Dataset extract
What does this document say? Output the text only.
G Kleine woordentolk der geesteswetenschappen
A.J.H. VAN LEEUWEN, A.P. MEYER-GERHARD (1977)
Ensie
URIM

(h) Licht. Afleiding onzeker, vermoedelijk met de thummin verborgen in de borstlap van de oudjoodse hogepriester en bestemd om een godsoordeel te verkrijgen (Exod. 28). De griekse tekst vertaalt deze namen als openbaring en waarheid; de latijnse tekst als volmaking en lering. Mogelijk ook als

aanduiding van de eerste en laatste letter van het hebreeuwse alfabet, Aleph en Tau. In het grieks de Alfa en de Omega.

Stated exercise
Go back to the listing above and please repeat it exactly.

Task response
What does this document say? Output the text only.
G Kleine woordentolk der geesteswetenschappen
A.J.H. VAN LEEUWEN, A.P. MEYER-GERHARD (1977)
Ensie
URIM

(h) Licht. Afleiding onzeker, vermoedelijk met de thummin verborgen in de borstlap van de oudjoodse hogepriester en bestemd om een godsoordeel te verkrijgen (Exod. 28). De griekse tekst vertaalt deze namen als openbaring en waarheid; de latijnse tekst als volmaking en lering. Mogelijk ook als

aanduiding van de eerste en laatste letter van het hebreeuwse alfabet, Aleph en Tau. In het grieks de Alfa en de Omega.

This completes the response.